▸ PROBLEM REQUIREMENTS: Every line that contains the word "recopilación" should be copied.

▸ STORED DATA:
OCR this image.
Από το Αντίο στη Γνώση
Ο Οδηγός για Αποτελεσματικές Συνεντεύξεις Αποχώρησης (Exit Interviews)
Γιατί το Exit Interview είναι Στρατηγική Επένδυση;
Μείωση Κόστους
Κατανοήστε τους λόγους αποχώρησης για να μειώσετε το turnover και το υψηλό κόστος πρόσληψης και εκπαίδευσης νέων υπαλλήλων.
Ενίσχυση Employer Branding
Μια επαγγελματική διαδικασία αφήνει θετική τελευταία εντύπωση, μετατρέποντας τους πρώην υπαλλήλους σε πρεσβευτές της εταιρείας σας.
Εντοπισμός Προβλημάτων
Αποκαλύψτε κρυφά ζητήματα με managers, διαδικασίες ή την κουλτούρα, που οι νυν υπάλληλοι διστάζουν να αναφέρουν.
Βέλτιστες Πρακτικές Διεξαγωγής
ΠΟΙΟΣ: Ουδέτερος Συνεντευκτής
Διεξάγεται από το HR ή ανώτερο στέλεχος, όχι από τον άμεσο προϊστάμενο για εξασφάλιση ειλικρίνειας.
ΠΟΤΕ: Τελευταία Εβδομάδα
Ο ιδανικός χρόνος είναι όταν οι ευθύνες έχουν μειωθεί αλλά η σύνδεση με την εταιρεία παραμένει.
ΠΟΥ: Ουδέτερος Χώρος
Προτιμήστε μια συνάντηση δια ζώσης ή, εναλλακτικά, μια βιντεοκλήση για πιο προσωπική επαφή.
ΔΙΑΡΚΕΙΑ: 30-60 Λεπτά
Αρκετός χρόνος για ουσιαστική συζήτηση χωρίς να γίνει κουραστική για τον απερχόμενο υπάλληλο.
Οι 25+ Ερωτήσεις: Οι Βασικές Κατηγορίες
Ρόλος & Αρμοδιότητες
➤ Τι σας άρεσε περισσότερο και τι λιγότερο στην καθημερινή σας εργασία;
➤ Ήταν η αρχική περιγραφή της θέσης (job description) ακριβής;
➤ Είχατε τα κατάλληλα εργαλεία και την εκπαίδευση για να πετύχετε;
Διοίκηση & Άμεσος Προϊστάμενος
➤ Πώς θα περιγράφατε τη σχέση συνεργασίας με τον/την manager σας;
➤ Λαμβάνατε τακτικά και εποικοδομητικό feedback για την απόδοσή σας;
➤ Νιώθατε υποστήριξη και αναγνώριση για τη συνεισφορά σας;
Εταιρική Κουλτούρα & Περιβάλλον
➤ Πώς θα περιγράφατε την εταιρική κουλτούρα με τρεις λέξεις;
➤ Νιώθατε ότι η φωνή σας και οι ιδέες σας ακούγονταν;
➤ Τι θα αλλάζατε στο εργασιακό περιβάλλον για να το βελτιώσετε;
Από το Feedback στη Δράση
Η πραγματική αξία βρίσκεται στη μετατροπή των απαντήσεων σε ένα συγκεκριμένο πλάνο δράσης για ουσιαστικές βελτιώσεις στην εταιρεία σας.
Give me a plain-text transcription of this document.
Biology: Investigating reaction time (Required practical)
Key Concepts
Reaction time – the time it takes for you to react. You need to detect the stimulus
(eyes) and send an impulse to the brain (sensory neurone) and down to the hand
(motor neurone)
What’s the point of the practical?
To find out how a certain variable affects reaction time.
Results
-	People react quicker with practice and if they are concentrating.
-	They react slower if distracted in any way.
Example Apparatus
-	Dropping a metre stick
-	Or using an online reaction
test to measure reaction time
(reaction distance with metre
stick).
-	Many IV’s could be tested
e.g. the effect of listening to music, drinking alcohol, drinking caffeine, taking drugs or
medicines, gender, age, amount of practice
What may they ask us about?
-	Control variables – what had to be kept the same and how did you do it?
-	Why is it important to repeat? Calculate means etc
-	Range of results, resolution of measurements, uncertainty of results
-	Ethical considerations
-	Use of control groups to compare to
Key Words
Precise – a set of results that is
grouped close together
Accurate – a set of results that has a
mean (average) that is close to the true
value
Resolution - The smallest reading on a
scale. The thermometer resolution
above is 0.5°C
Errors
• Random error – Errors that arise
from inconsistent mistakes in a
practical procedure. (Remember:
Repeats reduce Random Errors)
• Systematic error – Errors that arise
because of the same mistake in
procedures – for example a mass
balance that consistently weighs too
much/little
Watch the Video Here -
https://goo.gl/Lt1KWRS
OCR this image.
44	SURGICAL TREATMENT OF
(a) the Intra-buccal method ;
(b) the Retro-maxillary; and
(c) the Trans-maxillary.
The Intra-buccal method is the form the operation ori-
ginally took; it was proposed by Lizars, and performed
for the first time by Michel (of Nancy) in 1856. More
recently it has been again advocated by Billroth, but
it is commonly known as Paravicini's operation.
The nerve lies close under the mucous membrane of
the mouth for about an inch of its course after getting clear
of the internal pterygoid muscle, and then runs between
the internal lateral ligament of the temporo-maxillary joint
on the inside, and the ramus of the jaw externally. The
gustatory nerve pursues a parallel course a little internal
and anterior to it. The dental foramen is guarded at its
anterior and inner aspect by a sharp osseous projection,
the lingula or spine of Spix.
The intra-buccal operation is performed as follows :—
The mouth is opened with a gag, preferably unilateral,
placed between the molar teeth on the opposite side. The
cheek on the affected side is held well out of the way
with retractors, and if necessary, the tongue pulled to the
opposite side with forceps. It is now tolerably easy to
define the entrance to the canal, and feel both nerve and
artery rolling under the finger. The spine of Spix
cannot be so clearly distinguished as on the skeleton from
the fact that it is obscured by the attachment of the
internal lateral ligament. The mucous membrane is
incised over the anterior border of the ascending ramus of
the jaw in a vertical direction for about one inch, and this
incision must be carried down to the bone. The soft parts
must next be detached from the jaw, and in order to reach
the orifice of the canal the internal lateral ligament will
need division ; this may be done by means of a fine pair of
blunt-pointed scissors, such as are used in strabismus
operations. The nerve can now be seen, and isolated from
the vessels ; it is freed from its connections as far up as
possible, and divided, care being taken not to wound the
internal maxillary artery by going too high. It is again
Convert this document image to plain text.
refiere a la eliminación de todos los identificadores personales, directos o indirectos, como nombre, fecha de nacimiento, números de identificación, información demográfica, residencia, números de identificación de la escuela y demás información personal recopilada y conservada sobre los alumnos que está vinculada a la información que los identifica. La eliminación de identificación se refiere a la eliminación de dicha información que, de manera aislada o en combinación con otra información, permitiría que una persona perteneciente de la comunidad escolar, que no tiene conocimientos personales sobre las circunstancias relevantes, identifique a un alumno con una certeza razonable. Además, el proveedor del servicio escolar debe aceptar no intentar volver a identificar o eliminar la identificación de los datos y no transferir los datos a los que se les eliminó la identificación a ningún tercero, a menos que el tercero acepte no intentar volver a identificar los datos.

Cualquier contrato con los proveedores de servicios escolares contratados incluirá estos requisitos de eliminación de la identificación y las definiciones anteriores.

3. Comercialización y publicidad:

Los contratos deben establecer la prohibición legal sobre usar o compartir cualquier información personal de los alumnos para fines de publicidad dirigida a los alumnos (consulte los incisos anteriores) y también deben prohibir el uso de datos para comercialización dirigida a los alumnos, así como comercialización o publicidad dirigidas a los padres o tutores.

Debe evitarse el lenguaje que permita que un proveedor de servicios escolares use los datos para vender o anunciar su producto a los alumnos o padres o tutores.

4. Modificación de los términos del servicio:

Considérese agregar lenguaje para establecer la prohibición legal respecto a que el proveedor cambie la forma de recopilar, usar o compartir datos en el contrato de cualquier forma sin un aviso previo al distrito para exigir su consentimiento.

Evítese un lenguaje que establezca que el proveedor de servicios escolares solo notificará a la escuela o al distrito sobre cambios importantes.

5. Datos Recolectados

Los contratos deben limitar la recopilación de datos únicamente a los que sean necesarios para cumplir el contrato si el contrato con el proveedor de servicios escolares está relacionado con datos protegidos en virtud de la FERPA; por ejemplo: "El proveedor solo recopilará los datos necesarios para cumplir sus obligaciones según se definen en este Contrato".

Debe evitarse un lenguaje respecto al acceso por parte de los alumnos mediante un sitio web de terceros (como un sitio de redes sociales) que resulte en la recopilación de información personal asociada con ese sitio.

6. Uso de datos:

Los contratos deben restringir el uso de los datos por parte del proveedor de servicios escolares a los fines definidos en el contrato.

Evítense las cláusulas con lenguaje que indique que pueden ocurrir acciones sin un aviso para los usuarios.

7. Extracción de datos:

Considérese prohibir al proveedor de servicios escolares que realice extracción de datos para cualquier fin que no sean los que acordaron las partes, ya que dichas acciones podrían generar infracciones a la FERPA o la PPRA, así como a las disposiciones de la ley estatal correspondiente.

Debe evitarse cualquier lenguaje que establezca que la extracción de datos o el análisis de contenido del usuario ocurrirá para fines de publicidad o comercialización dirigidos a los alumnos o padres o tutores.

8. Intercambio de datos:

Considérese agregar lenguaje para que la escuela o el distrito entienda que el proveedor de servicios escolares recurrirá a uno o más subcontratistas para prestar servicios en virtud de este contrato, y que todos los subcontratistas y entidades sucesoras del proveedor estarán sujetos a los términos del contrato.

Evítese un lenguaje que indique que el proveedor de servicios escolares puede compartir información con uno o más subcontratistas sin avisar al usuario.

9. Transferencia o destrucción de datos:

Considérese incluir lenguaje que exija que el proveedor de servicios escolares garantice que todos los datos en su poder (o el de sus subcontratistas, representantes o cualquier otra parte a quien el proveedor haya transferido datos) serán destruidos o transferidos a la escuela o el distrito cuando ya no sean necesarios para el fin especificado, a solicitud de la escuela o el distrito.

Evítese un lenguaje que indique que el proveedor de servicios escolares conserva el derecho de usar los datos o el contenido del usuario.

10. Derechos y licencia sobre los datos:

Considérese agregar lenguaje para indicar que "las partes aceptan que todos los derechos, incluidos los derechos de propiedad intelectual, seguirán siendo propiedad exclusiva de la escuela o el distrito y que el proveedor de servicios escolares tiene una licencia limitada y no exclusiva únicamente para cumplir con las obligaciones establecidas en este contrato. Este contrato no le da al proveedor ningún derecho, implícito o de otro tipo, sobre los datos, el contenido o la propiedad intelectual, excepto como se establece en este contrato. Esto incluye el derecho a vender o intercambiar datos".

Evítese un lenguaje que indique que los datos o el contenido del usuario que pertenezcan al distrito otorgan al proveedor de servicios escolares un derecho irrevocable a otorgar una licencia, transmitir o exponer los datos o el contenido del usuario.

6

▸ EXERCISE OUTPUT:
Los contratos deben limitar la recopilación de datos únicamente a los que sean necesarios para cumplir el contrato si el contrato con el proveedor de servicios escolares está relacionado con datos protegidos en virtud de la FERPA; por ejemplo: "El proveedor solo recopilará los datos necesarios para cumplir sus obligaciones según se definen en este Contrato".
Debe evitarse un lenguaje respecto al acceso por parte de los alumnos mediante un sitio web de terceros (como un sitio de redes sociales) que resulte en la recopilación de información personal asociada con ese sitio.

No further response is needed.